REQUIREMENTS = Gather each line of the entries below that includes "date".

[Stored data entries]
______

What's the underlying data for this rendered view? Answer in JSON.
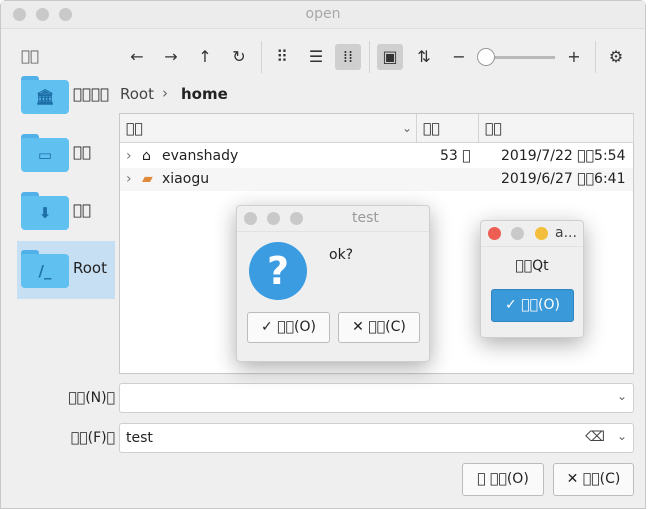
{
  "window": {
    "title": "open"
  },
  "sidebar": {
    "header": "􀀀􀀀",
    "items": [
      {
        "label": "􀀀􀀀􀀀􀀀",
        "icon": "bank-icon",
        "glyph": "🏛"
      },
      {
        "label": "􀀀􀀀",
        "icon": "monitor-icon",
        "glyph": "▭"
      },
      {
        "label": "􀀀􀀀",
        "icon": "download-icon",
        "glyph": "⬇"
      },
      {
        "label": "Root",
        "icon": "root-folder-icon",
        "glyph": "/_"
      }
    ]
  },
  "toolbar": {
    "back": "←",
    "forward": "→",
    "up": "↑",
    "reload": "↻",
    "icon_view": "⠿",
    "list_view": "☰",
    "compact_view": "⁞⁞",
    "preview": "▣",
    "sort": "⇅",
    "zoom_out": "−",
    "zoom_in": "+",
    "settings": "⚙"
  },
  "breadcrumb": {
    "root": "Root",
    "separator": "›",
    "current": "home"
  },
  "file_list": {
    "columns": [
      "􀀀􀀀",
      "􀀀􀀀",
      "􀀀􀀀"
    ],
    "rows": [
      {
        "name": "evanshady",
        "size": "53 􀀀",
        "date": "2019/7/22 􀀀􀀀5:54",
        "expander": "›",
        "icon": "⌂"
      },
      {
        "name": "xiaogu",
        "size": "",
        "date": "2019/6/27 􀀀􀀀6:41",
        "expander": "›",
        "icon": "▰"
      }
    ]
  },
  "form": {
    "name_label": "􀀀􀀀(N)􀀀",
    "name_value": "",
    "filter_label": "􀀀􀀀(F)􀀀",
    "filter_value": "test"
  },
  "buttons": {
    "open": "􀀀􀀀(O)",
    "cancel": "􀀀􀀀(C)",
    "open_icon": "⤒",
    "cancel_icon": "✕"
  },
  "dialog_test": {
    "title": "test",
    "message": "ok?",
    "icon": "?",
    "ok_label": "✓ 􀀀􀀀(O)",
    "cancel_label": "✕ 􀀀􀀀(C)"
  },
  "dialog_about": {
    "title": "a...",
    "message": "􀀀􀀀Qt",
    "ok_label": "✓ 􀀀􀀀(O)"
  },
  "colors": {
    "accent": "#3a99d8",
    "folder": "#60c0f0",
    "close": "#ed5e53",
    "minimize": "#f3be3b"
  }
}
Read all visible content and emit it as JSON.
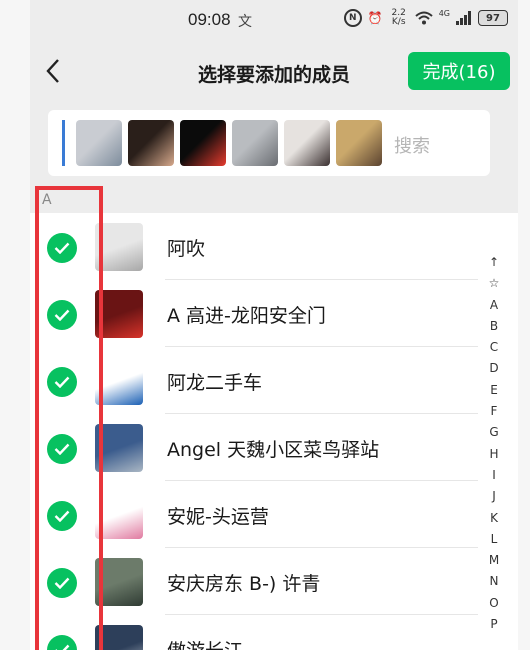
{
  "status_bar": {
    "time": "09:08",
    "time_glyph": "文",
    "icons": {
      "nfc": "N",
      "alarm": "⏰",
      "speed_value": "2.2",
      "speed_unit": "K/s",
      "wifi": "wifi-icon",
      "network": "4G",
      "battery": "97"
    }
  },
  "header": {
    "back_icon": "chevron-left-icon",
    "title": "选择要添加的成员",
    "done_label": "完成(16)"
  },
  "selected": {
    "search_placeholder": "搜索",
    "avatars": [
      {
        "colors": [
          "#c9ccd2",
          "#7d8c9c"
        ]
      },
      {
        "colors": [
          "#2a1f1a",
          "#d7a98c"
        ]
      },
      {
        "colors": [
          "#0b0b0b",
          "#e63b2e"
        ]
      },
      {
        "colors": [
          "#b9bcc0",
          "#6a6d72"
        ]
      },
      {
        "colors": [
          "#e6e2df",
          "#3a3030"
        ]
      },
      {
        "colors": [
          "#caa86b",
          "#5b4330"
        ]
      }
    ]
  },
  "section": {
    "letter": "A"
  },
  "contacts": [
    {
      "name": "阿吹",
      "checked": true,
      "colors": [
        "#e7e7e7",
        "#a7a7a7"
      ]
    },
    {
      "name": "A 高进-龙阳安全门",
      "checked": true,
      "colors": [
        "#6a1414",
        "#d8332a"
      ]
    },
    {
      "name": "阿龙二手车",
      "checked": true,
      "colors": [
        "#ffffff",
        "#1a5fb4"
      ]
    },
    {
      "name": "Angel 天魏小区菜鸟驿站",
      "checked": true,
      "colors": [
        "#3b5c8d",
        "#aab7c4"
      ]
    },
    {
      "name": "安妮-头运营",
      "checked": true,
      "colors": [
        "#ffffff",
        "#e07aa0"
      ]
    },
    {
      "name": "安庆房东 B-) 许青",
      "checked": true,
      "colors": [
        "#6c7b6a",
        "#2f3b33"
      ]
    },
    {
      "name": "傲游长江",
      "checked": true,
      "colors": [
        "#2d3f5a",
        "#c0c7d0"
      ]
    }
  ],
  "index_bar": [
    "↑",
    "☆",
    "A",
    "B",
    "C",
    "D",
    "E",
    "F",
    "G",
    "H",
    "I",
    "J",
    "K",
    "L",
    "M",
    "N",
    "O",
    "P"
  ],
  "colors": {
    "accent": "#07c160",
    "annotation": "#e8353b",
    "background": "#ededed"
  }
}
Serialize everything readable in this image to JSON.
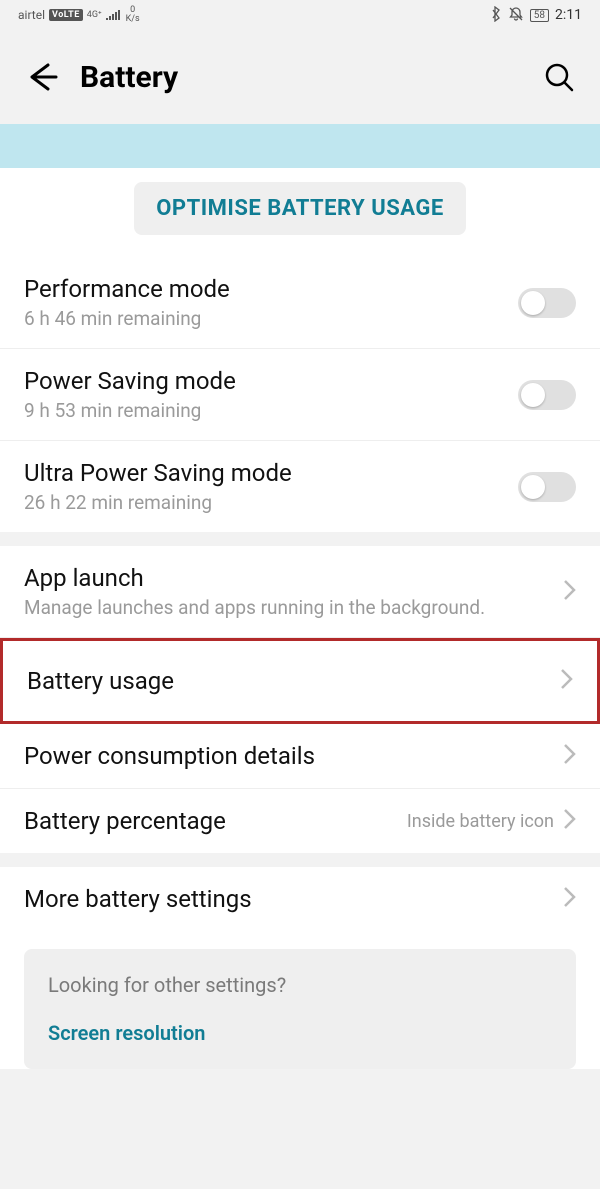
{
  "status": {
    "carrier": "airtel",
    "volte": "VoLTE",
    "net": "4G⁺",
    "speed_top": "0",
    "speed_unit": "K/s",
    "battery": "58",
    "time": "2:11"
  },
  "header": {
    "title": "Battery"
  },
  "optimize_label": "OPTIMISE BATTERY USAGE",
  "modes": [
    {
      "title": "Performance mode",
      "sub": "6 h 46 min remaining"
    },
    {
      "title": "Power Saving mode",
      "sub": "9 h 53 min remaining"
    },
    {
      "title": "Ultra Power Saving mode",
      "sub": "26 h 22 min remaining"
    }
  ],
  "settings1": [
    {
      "title": "App launch",
      "sub": "Manage launches and apps running in the background."
    }
  ],
  "battery_usage_label": "Battery usage",
  "settings2": [
    {
      "title": "Power consumption details"
    }
  ],
  "battery_pct": {
    "title": "Battery percentage",
    "value": "Inside battery icon"
  },
  "more_label": "More battery settings",
  "info": {
    "title": "Looking for other settings?",
    "link": "Screen resolution"
  }
}
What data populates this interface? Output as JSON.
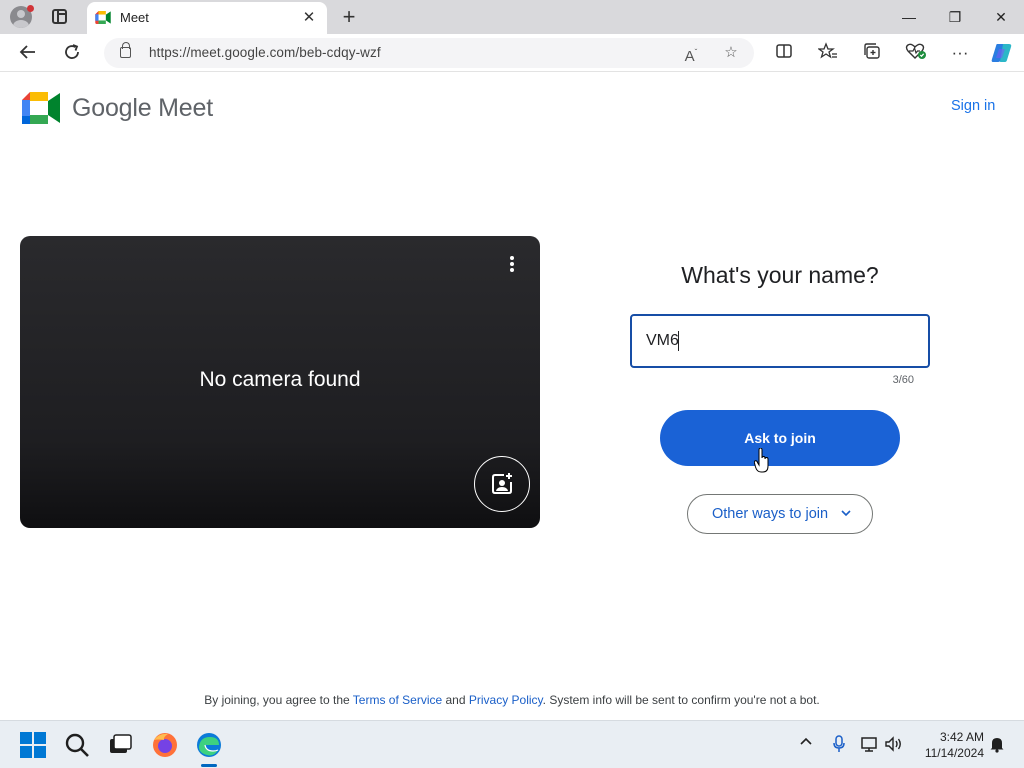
{
  "browser": {
    "tab_title": "Meet",
    "tab_close": "✕",
    "new_tab": "+",
    "url": "https://meet.google.com/beb-cdqy-wzf",
    "window_controls": {
      "minimize": "—",
      "restore": "❐",
      "close": "✕"
    }
  },
  "header": {
    "brand": "Google Meet",
    "sign_in": "Sign in"
  },
  "preview": {
    "message": "No camera found"
  },
  "join": {
    "question": "What's your name?",
    "name_value": "VM6",
    "char_count": "3/60",
    "ask_button": "Ask to join",
    "other_ways": "Other ways to join"
  },
  "footer": {
    "prefix": "By joining, you agree to the",
    "terms": "Terms of Service",
    "and": "and",
    "privacy": "Privacy Policy",
    "suffix": ". System info will be sent to confirm you're not a bot."
  },
  "taskbar": {
    "time": "3:42 AM",
    "date": "11/14/2024"
  },
  "colors": {
    "meet_blue": "#1a73e8",
    "ask_button": "#1a62d6",
    "field_border": "#174ea6",
    "preview_bg": "#202124"
  }
}
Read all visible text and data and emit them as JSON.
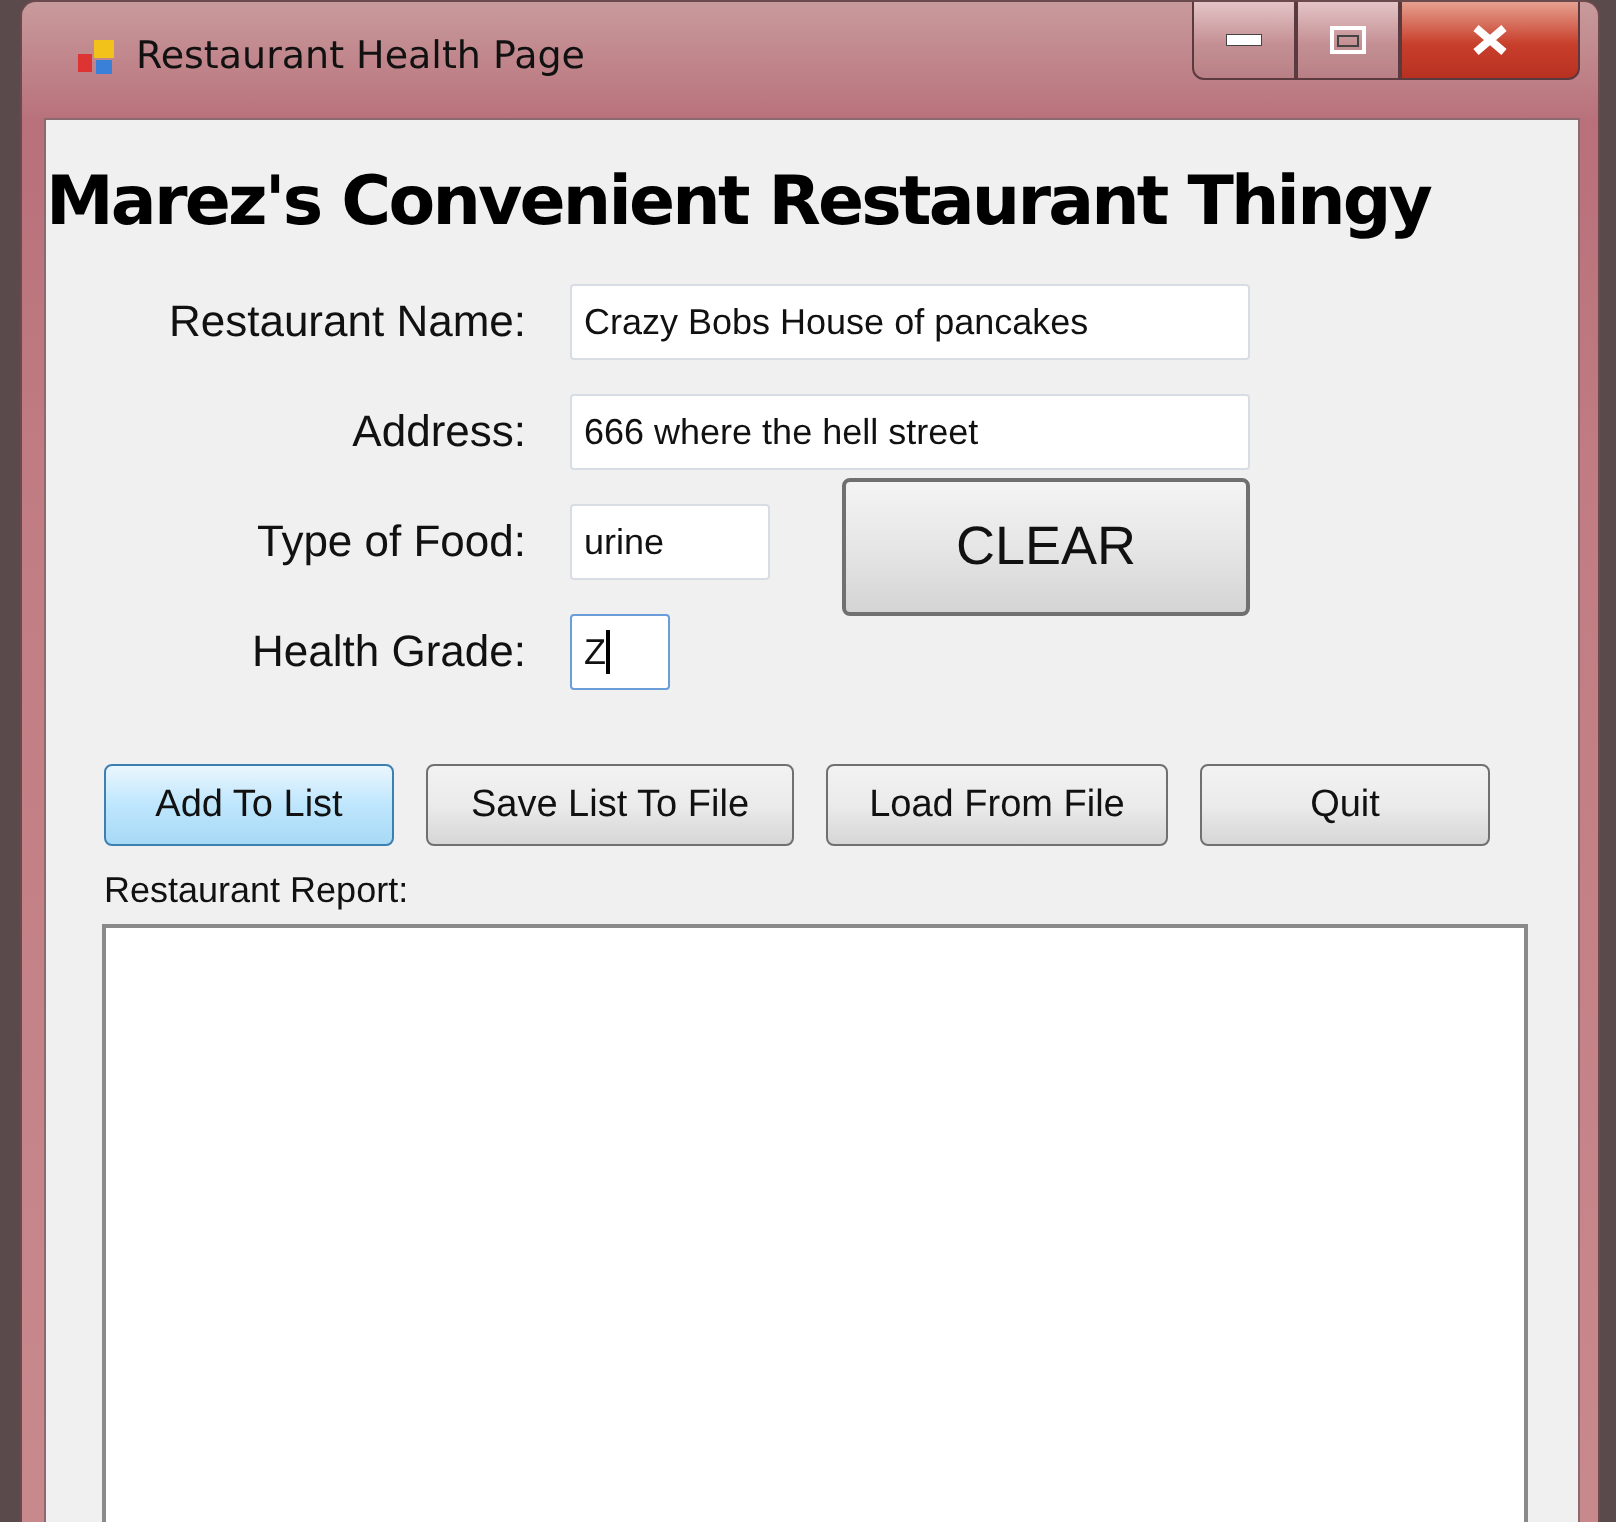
{
  "window": {
    "title": "Restaurant Health Page"
  },
  "heading": "Marez's Convenient Restaurant Thingy",
  "fields": [
    {
      "label": "Restaurant Name:",
      "value": "Crazy Bobs House of pancakes",
      "focused": false
    },
    {
      "label": "Address:",
      "value": "666 where the hell street",
      "focused": false
    },
    {
      "label": "Type of Food:",
      "value": "urine",
      "focused": false
    },
    {
      "label": "Health Grade:",
      "value": "Z",
      "focused": true
    }
  ],
  "clear_button": "CLEAR",
  "buttons": [
    {
      "label": "Add To List",
      "highlighted": true
    },
    {
      "label": "Save List To File",
      "highlighted": false
    },
    {
      "label": "Load From File",
      "highlighted": false
    },
    {
      "label": "Quit",
      "highlighted": false
    }
  ],
  "report": {
    "label": "Restaurant Report:"
  }
}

______

RESULT FOR THIS EXERCISE =
        "date": "2019/7/22 􀀀􀀀5:54",
        "date": "2019/6/27 􀀀􀀀6:41",
    "date": "11/14/2024"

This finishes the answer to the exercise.